→ **Problem description**
Answer with a single number, the count of lines holding the word "reduction".

....................

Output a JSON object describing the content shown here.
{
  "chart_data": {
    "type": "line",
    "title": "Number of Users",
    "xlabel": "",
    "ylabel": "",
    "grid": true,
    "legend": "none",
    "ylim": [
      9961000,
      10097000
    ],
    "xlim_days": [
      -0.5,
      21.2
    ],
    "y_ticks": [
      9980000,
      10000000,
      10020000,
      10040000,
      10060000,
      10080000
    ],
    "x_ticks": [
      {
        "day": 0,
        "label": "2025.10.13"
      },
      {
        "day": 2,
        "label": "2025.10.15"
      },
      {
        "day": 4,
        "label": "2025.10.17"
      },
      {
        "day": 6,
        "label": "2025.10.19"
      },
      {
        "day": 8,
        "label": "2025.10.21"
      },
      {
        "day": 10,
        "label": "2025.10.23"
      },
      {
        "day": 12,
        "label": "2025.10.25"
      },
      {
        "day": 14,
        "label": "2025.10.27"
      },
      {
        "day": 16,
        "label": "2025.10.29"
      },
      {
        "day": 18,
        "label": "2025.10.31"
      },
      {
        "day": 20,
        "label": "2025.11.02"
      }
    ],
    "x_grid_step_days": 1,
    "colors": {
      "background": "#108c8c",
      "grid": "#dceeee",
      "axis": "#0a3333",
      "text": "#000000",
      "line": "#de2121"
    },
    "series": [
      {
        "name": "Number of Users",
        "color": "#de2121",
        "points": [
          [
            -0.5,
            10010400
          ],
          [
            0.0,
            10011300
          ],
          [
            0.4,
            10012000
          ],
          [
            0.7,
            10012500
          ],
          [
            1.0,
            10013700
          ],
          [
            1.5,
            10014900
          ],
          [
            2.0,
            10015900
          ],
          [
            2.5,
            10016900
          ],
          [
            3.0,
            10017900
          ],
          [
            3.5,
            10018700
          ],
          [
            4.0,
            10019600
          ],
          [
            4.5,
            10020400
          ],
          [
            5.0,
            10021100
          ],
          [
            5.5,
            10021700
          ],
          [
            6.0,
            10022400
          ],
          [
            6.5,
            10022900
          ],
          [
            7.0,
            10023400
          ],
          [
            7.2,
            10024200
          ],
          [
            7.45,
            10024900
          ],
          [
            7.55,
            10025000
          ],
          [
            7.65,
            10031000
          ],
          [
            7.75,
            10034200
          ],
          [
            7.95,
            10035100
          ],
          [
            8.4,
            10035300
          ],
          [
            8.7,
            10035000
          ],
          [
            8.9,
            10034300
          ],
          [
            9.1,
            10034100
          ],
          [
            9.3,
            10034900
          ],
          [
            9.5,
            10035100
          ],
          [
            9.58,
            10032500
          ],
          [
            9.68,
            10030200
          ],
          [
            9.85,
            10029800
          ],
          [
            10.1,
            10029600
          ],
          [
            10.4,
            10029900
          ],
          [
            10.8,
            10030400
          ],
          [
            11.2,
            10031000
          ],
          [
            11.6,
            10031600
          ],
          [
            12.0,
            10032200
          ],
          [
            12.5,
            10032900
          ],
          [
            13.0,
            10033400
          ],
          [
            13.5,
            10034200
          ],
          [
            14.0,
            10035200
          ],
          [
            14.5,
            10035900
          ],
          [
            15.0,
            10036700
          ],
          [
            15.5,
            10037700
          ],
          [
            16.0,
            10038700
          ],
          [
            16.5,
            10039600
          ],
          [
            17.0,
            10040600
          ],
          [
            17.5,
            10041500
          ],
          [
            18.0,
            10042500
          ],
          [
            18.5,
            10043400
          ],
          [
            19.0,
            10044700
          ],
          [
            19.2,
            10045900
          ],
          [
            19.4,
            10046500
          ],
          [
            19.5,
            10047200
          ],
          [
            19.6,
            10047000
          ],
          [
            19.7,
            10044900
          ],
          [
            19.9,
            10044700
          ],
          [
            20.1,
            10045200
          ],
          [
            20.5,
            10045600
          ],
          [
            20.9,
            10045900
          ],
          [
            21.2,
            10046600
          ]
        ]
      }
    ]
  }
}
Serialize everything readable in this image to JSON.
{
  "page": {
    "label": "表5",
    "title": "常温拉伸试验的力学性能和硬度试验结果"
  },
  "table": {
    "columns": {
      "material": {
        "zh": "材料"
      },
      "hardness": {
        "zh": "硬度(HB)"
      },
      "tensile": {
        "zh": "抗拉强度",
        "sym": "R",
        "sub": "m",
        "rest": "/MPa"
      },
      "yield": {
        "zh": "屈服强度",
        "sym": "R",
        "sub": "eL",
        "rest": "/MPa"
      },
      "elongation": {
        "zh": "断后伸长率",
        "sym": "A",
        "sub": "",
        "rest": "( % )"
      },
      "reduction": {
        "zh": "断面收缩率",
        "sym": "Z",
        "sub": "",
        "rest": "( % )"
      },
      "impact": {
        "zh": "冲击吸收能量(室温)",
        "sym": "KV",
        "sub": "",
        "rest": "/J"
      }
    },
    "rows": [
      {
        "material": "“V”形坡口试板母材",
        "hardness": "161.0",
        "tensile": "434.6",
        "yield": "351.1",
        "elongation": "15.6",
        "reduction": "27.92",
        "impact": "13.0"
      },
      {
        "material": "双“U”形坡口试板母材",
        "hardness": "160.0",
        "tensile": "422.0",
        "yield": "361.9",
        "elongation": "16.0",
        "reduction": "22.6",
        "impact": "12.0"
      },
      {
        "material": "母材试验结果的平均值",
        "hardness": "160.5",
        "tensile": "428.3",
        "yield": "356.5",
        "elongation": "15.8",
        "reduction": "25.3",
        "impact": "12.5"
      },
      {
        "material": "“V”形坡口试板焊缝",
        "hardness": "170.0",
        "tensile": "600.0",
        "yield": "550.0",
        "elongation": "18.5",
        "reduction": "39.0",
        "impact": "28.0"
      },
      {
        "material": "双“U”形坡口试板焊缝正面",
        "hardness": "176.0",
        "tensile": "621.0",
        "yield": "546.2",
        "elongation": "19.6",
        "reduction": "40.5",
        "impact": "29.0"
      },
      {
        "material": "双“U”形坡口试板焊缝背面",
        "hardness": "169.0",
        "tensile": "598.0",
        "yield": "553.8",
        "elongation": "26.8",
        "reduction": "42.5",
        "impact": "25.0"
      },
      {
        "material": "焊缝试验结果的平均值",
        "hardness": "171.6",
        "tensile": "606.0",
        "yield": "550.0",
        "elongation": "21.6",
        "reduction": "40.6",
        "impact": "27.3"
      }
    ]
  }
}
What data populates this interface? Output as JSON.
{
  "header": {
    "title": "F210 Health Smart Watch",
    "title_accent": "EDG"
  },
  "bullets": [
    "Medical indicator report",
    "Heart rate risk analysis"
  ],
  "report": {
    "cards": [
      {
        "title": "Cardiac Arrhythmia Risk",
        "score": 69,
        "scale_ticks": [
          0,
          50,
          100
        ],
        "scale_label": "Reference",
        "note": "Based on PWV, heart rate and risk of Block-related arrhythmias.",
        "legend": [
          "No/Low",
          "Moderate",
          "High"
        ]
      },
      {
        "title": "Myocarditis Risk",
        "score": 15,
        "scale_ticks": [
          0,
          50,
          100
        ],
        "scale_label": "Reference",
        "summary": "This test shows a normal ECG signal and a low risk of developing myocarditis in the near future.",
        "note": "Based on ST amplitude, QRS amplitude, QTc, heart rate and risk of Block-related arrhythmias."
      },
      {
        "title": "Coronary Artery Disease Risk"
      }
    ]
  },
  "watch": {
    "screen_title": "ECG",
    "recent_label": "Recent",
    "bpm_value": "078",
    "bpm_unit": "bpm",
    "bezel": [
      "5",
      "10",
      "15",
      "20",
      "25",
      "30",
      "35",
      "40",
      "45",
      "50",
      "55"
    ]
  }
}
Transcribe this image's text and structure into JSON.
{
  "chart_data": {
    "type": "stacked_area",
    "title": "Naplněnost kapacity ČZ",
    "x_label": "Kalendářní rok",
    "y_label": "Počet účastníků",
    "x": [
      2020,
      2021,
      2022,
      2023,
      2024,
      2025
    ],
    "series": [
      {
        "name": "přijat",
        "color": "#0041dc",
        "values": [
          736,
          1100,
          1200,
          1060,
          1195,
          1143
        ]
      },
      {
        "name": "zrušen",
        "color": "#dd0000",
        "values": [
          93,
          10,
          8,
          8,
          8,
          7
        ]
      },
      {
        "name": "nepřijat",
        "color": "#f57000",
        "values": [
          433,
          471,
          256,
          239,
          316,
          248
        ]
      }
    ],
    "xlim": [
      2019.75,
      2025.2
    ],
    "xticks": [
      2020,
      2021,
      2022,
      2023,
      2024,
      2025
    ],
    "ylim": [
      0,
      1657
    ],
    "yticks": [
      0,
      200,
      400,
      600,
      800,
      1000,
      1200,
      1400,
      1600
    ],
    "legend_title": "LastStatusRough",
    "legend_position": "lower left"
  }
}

....................

→ **Output of the exercise**
8